Parts of the exercise:
1: Answer these from the text on rice databases:
(a) How many classified rice sequences does GreenPhyl DB v4 contain?
(b) How many genomes does the Plant Orthology Browser currently support?
(c) What three steps does metabolic reconstruction essentially involve?
2: Repeat word for word everything in the text on rice databases from "Metabolomics databases and" down to "genomic studies (Table 4).".

[[ Excerpted text open ]]

Ortholog proteins are a valuable source of functional clues about unannotated proteins. The GreenPhyl DB v4 web utility comprises gene families manually annotated with ortholog analyses and is periodically updated. It enables comparative analysis of species and protein domains, and metabolic pathway–related information can be retrieved. The latest version of the GreenPhyl DB (v4) contains 60,647 classified rice sequences, of which 44,786 sequences have an InterPro domain (Rouard et al. 2011). The Putative Orthologous Groups 2 Database is another platform that facilitates cross-species comparative analyses for the proteomes of four species, including rice. The functionalities include graphical representation of domains, predicted protein localization, and imported gene descriptions (Tomcal et al. 2013). By receiving the proteome information from a pair of organisms, the InParanoid database estimates the ortholog groups based on the InParanoid algorithm. A standalone version of InParanoid (version 4.1) is available, and it maintains a balance between false positive and false negative entries (Sonnhammer and Östlund 2015). Similarly, the Orthologous Matrix is an interface to retrieve well-annotated ortholog groups between species and is frequently updated with new genomes (Altenhoff et al. 2018). The Panther tool allows users to classify protein sequences based on a backend library of phylogenetic trees of protein-coding genes. The library of trees is used to predict the orthologs. The coding SNP scoring tool predicts whether an amino acid substitution will affect the protein function (Mi et al. 2017). In addition, Panther provides a utility for analyzing the genes lists from high-throughput experiments. The Plant Orthology Browser is a web-based orthology analysis and annotation visualization tool that currently supports 20 genomes. The syntenic blocks are identified for a given pair of genomes using strand orientation and physical mapping (Tulpan and Leger 2017). Integrating up-to-date proteome information with the knowledge of protein subfamilies and PPIs facilitates the functional identification of novel proteins (Table 3).

Table 3 List of databases for rice proteomics

Metabolomics databases and tools

As sessile organisms that grow rapidly and are frequently exposed to a wide range of stress conditions, plants produce numerous metabolic compounds. One area of metabolomics profiles the small compounds that accumulate inside a cell or tissue as a result of development or stress acclimatization (Haug et al. 2013). Genetic engineering and the improvement of metabolites require knowledge about the genome-wide metabolic network. However, metabolic reconstruction, which essentially involves identifying enzymes coded by genes from the genome, mapping those genes to pathways, and then curating those pathways, will be needed (Schläpfer et al. 2017). Databases that deal with rice metabolomics and pathways facilitate functional genomic studies (Table 4).

[[ Excerpted text closed ]]
[[ Provided information open ]]

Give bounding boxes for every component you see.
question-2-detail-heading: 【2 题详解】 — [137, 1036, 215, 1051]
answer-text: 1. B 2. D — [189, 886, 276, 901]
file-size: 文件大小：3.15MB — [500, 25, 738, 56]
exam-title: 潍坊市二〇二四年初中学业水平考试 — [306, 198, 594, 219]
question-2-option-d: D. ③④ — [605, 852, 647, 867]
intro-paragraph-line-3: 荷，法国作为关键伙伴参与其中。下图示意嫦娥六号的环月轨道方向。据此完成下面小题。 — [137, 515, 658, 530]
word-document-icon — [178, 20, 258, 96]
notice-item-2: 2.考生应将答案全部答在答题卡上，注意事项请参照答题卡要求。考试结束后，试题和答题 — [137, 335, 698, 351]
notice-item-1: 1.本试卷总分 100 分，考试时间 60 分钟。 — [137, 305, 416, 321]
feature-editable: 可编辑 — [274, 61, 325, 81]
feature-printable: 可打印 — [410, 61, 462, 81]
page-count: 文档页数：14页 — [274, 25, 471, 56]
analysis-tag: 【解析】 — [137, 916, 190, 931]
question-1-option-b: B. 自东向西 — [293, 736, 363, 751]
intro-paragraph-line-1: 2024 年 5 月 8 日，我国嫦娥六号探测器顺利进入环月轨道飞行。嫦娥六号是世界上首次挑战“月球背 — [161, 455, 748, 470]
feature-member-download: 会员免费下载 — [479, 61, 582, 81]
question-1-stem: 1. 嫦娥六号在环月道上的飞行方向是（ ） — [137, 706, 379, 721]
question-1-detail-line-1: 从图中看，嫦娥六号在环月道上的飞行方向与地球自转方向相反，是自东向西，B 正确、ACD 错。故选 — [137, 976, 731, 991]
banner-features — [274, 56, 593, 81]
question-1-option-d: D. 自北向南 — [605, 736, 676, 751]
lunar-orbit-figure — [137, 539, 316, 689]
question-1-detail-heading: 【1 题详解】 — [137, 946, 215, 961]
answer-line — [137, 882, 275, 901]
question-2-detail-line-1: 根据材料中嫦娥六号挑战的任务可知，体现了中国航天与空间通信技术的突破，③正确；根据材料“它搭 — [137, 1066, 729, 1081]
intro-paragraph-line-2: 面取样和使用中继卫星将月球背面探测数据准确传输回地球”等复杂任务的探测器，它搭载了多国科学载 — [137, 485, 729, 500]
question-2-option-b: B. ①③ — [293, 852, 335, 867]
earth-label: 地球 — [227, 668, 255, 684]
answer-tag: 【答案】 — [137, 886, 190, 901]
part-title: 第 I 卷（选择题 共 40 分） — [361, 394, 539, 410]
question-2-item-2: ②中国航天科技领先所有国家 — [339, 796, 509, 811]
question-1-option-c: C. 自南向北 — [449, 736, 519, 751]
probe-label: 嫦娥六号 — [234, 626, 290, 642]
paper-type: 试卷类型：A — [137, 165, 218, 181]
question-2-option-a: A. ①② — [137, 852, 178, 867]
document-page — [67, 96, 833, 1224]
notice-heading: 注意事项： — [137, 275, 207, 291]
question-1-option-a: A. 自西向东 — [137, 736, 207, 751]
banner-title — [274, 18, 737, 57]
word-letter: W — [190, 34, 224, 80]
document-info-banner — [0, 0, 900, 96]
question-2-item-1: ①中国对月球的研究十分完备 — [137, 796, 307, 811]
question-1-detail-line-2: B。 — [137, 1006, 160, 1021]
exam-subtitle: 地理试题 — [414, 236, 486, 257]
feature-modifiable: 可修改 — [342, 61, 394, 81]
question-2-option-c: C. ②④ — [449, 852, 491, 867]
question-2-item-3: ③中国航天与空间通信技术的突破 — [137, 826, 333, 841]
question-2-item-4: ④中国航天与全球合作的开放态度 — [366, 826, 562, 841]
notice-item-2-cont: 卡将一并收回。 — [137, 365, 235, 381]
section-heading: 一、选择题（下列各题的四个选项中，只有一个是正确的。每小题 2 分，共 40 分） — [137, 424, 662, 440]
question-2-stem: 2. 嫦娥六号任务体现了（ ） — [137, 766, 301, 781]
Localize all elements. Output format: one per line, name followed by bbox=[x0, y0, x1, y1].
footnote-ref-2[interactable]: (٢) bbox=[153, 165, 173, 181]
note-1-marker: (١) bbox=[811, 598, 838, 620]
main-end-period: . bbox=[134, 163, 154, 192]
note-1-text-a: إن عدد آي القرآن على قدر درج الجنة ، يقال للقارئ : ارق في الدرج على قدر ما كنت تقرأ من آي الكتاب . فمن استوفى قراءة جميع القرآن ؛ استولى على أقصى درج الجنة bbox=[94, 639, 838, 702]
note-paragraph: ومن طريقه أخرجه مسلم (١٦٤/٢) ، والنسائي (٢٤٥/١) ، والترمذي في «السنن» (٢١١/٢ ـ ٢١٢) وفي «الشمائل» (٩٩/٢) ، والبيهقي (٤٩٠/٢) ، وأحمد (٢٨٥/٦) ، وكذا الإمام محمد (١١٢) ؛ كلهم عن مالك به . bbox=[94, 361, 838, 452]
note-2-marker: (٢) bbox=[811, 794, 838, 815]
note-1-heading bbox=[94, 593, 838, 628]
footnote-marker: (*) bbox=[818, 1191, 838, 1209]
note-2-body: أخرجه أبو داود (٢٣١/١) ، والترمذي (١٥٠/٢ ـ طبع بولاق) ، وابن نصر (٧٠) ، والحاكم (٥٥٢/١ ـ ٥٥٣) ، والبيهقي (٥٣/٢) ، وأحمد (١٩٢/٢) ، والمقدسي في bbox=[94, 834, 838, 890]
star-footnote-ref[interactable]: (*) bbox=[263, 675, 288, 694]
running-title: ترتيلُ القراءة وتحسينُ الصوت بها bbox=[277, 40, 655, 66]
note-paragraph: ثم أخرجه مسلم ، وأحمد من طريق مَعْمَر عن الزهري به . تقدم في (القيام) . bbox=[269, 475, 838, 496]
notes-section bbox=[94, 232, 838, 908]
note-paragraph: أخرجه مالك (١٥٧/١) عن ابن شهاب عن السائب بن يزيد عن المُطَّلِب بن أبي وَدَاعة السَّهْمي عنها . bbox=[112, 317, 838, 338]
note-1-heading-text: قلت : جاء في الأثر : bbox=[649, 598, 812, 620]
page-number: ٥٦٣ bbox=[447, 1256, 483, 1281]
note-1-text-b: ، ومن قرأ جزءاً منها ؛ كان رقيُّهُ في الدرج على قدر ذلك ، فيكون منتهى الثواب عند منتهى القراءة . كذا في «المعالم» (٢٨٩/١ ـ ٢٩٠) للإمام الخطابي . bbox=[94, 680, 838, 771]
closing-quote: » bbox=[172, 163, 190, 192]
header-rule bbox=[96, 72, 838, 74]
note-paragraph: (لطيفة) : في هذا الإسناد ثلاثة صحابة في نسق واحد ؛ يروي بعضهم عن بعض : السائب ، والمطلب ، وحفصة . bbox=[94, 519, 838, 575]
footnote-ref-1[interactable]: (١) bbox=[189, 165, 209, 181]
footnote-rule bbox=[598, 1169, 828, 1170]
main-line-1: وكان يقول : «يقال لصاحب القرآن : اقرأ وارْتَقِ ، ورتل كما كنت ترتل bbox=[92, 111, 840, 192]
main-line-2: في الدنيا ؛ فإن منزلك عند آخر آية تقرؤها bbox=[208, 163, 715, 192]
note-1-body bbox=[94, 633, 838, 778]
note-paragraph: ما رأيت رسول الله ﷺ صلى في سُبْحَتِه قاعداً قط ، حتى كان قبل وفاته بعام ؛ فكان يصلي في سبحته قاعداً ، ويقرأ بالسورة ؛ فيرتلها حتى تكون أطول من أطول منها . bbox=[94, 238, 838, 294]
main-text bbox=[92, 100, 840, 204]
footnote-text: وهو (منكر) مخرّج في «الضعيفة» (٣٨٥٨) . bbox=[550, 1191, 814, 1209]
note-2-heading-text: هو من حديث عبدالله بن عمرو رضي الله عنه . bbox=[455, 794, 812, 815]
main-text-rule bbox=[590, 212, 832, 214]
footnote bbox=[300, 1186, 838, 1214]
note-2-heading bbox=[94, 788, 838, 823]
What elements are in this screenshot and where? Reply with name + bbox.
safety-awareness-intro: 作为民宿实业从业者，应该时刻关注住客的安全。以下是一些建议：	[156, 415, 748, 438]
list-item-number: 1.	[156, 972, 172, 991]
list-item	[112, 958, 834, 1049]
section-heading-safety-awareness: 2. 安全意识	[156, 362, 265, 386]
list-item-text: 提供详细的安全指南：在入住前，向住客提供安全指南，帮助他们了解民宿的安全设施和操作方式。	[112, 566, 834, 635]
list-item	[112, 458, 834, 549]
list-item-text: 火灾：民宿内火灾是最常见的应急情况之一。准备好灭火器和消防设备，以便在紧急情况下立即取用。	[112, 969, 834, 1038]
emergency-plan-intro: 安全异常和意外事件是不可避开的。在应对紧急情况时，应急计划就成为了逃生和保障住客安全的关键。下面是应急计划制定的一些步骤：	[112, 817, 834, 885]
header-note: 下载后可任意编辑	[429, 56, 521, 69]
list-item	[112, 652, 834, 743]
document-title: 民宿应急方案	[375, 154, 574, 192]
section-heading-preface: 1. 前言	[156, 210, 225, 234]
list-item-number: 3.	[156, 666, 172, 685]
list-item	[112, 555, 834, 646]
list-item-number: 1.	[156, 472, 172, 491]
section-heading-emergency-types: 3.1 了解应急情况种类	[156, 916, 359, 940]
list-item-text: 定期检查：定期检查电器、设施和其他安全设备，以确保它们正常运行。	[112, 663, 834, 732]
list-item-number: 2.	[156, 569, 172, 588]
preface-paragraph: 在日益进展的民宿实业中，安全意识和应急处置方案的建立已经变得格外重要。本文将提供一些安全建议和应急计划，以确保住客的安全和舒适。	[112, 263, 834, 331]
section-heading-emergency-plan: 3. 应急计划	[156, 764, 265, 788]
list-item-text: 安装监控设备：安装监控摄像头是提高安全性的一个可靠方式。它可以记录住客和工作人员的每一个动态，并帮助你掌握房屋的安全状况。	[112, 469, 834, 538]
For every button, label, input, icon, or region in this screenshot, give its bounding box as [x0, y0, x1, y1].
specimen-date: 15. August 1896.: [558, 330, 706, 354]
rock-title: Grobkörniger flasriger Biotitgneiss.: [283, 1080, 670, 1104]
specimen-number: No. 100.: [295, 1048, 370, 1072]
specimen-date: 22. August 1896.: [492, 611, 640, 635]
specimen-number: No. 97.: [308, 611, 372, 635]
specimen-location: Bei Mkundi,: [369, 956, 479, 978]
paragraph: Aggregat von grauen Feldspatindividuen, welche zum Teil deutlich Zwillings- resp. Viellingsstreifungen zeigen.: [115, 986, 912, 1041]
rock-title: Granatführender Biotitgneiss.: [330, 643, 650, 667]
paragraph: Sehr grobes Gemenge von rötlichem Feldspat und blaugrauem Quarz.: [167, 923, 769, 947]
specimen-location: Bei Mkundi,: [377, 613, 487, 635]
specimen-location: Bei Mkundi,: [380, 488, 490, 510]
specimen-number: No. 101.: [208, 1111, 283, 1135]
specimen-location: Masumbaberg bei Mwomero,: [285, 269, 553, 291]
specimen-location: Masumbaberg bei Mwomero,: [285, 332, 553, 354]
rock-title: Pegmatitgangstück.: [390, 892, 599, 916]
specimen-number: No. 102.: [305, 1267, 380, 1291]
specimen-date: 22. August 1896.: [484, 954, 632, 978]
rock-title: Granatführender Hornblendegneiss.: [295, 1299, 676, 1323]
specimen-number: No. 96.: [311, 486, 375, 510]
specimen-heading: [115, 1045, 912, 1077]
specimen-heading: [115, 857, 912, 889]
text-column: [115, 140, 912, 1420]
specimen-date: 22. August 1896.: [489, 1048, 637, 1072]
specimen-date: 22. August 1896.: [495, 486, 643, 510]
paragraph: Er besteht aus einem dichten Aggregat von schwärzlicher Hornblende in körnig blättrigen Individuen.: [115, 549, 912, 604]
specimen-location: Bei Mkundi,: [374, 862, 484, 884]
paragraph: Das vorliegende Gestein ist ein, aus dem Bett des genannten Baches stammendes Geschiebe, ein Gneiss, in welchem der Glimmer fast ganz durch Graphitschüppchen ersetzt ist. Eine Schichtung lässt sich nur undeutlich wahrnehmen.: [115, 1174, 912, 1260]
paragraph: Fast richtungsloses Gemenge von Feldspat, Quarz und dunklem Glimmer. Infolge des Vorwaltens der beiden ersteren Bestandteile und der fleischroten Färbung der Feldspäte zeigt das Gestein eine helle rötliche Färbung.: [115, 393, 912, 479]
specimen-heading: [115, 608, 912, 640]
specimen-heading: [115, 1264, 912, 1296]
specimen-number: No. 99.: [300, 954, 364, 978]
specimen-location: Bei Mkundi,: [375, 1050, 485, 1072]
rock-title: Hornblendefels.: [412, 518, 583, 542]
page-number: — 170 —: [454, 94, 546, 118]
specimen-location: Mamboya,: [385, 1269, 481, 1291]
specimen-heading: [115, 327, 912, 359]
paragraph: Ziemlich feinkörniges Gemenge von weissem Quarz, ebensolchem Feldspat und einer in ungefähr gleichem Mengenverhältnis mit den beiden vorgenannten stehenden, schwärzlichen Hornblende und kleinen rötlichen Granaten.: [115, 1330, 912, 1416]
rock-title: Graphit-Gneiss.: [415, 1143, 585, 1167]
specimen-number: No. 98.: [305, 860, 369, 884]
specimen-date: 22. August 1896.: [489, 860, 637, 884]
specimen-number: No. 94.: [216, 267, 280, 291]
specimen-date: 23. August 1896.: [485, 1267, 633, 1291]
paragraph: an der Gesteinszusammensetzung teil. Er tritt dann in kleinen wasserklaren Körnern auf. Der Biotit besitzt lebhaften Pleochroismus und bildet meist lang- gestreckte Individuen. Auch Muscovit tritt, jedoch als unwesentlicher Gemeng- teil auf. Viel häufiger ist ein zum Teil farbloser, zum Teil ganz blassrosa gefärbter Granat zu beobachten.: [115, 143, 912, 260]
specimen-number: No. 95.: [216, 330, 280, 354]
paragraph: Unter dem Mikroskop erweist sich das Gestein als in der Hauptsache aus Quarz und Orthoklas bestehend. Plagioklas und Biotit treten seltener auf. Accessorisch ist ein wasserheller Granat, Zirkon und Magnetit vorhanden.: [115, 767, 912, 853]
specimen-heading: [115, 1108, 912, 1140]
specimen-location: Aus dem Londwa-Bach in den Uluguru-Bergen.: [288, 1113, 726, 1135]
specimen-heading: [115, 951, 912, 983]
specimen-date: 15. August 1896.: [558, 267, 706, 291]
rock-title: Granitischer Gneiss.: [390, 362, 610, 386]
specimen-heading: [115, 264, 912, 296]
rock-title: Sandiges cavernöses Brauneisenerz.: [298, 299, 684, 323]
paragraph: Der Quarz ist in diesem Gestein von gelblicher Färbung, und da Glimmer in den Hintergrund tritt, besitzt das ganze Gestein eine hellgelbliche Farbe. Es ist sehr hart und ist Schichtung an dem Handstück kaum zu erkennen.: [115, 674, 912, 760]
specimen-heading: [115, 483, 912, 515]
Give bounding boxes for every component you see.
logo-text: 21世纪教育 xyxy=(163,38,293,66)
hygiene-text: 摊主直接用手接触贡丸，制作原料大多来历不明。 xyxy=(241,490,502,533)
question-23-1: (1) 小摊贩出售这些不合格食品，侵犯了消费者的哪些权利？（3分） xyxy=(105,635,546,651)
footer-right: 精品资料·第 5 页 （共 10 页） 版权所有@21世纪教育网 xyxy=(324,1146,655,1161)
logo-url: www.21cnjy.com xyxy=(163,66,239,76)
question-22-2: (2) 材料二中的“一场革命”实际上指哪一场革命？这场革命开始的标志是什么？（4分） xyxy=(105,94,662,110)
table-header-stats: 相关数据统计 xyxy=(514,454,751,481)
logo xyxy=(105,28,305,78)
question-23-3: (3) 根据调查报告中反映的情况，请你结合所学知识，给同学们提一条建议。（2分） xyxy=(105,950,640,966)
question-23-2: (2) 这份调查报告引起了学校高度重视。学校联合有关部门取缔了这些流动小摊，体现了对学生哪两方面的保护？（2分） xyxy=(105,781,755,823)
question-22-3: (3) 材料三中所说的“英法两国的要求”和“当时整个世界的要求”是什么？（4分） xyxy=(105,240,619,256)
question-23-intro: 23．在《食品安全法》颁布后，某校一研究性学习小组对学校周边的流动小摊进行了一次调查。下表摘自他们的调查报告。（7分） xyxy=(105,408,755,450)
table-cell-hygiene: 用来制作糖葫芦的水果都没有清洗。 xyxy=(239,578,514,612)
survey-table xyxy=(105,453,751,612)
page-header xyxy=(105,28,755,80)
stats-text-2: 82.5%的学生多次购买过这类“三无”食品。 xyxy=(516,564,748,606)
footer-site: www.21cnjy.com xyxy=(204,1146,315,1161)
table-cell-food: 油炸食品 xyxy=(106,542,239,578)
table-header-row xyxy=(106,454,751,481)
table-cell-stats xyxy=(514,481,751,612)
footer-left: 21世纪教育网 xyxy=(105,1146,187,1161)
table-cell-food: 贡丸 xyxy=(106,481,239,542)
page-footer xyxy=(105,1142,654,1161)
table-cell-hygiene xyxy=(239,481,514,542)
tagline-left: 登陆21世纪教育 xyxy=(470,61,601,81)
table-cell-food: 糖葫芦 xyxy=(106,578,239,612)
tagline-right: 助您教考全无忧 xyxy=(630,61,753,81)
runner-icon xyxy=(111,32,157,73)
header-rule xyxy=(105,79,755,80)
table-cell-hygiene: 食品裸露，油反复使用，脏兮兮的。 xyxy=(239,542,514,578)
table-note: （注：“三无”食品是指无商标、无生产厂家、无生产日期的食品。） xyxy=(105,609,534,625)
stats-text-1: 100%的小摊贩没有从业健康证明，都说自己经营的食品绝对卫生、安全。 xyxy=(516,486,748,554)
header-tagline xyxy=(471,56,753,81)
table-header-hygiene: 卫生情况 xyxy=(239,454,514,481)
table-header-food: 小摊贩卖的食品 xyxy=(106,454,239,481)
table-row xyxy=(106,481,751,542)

[[ Provided information closed ]]

List of solutions:
1:
(a) 60,647
(b) 20
(c) Identifying enzymes coded by genes from the genome, mapping those genes to pathways, and then curating those pathways.

2:
Metabolomics databases and tools

As sessile organisms that grow rapidly and are frequently exposed to a wide range of stress conditions, plants produce numerous metabolic compounds. One area of metabolomics profiles the small compounds that accumulate inside a cell or tissue as a result of development or stress acclimatization (Haug et al. 2013). Genetic engineering and the improvement of metabolites require knowledge about the genome-wide metabolic network. However, metabolic reconstruction, which essentially involves identifying enzymes coded by genes from the genome, mapping those genes to pathways, and then curating those pathways, will be needed (Schläpfer et al. 2017). Databases that deal with rice metabolomics and pathways facilitate functional genomic studies (Table 4).